Stored data:
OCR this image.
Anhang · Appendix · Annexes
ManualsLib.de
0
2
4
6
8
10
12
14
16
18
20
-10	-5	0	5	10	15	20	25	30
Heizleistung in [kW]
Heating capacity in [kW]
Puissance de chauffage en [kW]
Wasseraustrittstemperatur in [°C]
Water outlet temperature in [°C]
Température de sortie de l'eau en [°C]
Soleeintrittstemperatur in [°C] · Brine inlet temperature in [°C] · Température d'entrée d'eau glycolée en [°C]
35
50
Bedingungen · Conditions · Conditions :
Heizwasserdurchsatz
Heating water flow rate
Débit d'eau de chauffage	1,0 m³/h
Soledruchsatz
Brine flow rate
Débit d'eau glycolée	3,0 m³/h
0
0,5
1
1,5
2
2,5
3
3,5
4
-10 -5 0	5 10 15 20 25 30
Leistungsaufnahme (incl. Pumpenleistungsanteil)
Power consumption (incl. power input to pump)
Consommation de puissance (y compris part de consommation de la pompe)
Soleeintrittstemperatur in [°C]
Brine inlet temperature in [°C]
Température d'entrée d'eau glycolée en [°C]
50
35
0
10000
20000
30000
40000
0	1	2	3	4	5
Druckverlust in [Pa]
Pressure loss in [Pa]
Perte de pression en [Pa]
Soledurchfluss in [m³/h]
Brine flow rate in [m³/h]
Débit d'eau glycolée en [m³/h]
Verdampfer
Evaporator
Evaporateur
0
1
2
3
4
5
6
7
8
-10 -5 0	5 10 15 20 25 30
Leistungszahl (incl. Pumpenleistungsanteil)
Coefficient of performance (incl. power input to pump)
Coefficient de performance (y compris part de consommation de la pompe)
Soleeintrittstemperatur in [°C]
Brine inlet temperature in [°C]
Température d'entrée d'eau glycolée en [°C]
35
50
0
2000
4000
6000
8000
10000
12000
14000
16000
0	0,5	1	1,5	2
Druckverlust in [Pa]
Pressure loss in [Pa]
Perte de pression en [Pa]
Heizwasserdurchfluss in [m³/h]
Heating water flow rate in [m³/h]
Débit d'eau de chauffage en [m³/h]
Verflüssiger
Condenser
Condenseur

Set task:
List all lines where "temperature" occurs.

Solution to this task:
Water outlet temperature in [°C]
Soleeintrittstemperatur in [°C] · Brine inlet temperature in [°C] · Température d'entrée d'eau glycolée en [°C]
Brine inlet temperature in [°C]
Brine inlet temperature in [°C]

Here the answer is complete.